## TRABALHO PEDIDO
Escreva a continuação do texto sobre a ameaça de Trump de taxar os vinhos franceses, começando logo após a última frase dele.

## TRECHO DA FONTE
>>

- O presidente dos Estados Unidos, Donald Trump, ameaçou impor uma taxa de 100% sobre vinhos franceses se a França não eliminar o imposto digital sobre as big techs.
- A ameaça foi feita em entrevista ao The New York Post, divulgada nesta segunda-feira (15).
- O imposto, de 3%, incide sobre empresas do Vale do Silício que atuam na França; Trump disse que, se mantido, haverá consequências devastadoras para a indústria vinícola francesa no mercado americano.
- O presidente da França, Emmanuel Macron, afirmou que não irá ceder à exigência e que manterá uma conversa respeitosa, porém firme, sobre o tema.
- Macron lembrou que o imposto sobre serviços digitais foi definido pelos europeus e que a União Europeia chegou a um acordo tarifário com os EUA no verão passado, após início da guerra comercial.
Donald Trump voltou a agir em tom de ameaça comercial contra a França. Em entrevista ao The New York Post, publicada nesta segunda-feira (15), o presidente dos EUA afirmou que Paris precisa eliminar o imposto digital sobre as big techs. Caso não o faça, ele disse que impõe uma tarifa de 100% sobre vinhos franceses.
A cobrança de 3% sobre empresas do Vale do Silício que operam na França está no centro da disputa. Trump argumenta que a manutenção do imposto prejudicaria a indústria vinícola francesa nos EUA, mercado que representa cerca de um quinto das vendas globais do setor.

<<

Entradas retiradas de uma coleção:

>>

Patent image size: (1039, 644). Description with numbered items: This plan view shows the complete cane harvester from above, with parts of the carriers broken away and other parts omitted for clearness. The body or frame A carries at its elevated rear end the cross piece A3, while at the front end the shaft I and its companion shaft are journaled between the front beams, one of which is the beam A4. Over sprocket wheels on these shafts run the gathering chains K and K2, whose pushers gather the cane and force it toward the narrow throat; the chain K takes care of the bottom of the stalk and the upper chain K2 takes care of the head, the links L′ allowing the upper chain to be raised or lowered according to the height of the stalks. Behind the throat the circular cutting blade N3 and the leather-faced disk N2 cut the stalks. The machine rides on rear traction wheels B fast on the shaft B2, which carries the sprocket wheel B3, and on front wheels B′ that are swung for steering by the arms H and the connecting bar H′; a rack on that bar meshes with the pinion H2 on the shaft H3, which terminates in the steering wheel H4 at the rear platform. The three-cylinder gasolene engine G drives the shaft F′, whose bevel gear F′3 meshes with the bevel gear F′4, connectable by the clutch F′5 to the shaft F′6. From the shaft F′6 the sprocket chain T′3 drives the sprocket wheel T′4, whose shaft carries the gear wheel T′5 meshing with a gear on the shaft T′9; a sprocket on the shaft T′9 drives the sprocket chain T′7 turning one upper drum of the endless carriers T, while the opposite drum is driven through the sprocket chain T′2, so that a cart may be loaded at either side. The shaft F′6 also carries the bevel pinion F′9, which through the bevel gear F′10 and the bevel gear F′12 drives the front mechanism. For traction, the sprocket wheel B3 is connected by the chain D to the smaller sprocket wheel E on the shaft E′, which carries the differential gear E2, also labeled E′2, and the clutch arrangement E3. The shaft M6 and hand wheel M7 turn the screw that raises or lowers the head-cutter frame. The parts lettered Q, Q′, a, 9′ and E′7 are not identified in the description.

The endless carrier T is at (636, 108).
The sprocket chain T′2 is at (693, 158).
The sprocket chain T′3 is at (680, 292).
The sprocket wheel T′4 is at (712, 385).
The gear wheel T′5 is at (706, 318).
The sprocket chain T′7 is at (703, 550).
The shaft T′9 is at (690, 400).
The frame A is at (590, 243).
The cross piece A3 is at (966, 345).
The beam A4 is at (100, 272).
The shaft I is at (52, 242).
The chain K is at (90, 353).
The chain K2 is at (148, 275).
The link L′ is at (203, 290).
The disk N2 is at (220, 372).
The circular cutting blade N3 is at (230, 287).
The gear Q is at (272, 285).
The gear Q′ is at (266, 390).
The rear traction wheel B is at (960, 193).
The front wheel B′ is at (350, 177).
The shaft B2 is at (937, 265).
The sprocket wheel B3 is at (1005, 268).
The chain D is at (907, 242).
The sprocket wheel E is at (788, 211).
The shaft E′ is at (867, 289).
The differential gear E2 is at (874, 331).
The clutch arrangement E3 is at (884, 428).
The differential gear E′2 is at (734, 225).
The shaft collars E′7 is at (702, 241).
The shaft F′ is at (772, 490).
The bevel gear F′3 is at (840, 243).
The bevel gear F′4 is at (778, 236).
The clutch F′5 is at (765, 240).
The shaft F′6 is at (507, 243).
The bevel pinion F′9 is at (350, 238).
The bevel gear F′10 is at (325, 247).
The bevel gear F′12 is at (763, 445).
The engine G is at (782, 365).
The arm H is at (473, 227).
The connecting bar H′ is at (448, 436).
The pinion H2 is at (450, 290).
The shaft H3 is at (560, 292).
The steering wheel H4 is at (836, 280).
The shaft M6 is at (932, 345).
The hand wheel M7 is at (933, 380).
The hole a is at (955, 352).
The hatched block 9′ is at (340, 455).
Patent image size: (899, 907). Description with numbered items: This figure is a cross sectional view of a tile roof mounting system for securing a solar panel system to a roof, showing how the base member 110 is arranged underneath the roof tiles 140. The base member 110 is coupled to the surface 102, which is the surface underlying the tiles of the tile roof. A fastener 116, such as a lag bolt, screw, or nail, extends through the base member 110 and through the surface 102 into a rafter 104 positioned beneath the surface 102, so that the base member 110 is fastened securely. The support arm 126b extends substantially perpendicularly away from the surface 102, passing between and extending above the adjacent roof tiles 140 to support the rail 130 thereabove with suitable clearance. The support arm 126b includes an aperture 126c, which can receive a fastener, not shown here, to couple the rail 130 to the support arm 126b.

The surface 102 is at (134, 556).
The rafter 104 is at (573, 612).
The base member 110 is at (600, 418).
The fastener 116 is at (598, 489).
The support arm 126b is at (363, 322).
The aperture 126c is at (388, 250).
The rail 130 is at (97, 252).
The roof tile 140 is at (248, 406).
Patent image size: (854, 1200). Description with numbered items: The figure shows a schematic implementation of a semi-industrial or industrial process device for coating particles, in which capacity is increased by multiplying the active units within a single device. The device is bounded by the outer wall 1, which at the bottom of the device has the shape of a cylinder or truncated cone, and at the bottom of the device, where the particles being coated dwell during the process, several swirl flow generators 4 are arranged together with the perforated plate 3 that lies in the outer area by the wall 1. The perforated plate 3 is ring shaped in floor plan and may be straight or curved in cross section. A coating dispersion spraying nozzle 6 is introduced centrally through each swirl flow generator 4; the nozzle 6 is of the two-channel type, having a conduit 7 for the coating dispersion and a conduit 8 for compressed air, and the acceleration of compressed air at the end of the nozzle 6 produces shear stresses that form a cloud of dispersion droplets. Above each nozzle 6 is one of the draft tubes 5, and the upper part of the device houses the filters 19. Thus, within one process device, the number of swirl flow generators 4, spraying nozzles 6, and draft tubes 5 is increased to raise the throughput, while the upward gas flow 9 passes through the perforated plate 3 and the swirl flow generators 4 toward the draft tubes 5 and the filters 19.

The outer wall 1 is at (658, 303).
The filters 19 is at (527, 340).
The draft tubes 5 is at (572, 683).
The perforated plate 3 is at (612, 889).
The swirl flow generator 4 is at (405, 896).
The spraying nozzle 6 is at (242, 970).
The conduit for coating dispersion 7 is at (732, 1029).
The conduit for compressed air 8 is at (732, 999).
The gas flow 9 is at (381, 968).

<<

## RESPOSTA AO PROBLEMA
A resposta de Emmanuel Macron não tardou. Em entrevista ao TF1, em Évian, Macron disse que não cederá à abolição do imposto sobre serviços digitais. O presidente francês destacou que o imposto foi adotado pelos europeus e que a França manterá uma postura firme, porém respeitosa, na ocasião da cúpula do G7.
Macron lembrou ainda que houve um acordo tarifário entre EUA e Europa no verão passado, após meses de negociações, no contexto da guerra comercial iniciada por Trump. O francês disse que o objetivo é alcançar estabilidade nas relações comerciais, já que tarifas não são benéficas para nenhum dos lados.
O imposto sobre serviços digitais francês foi criado em 2019 e incide sobre publicidade, serviços de plataformas e venda de dados vinculados ao território francês. O debate envolve outros países europeus, que adotaram medidas semelhantes para grandes plataformas digitais.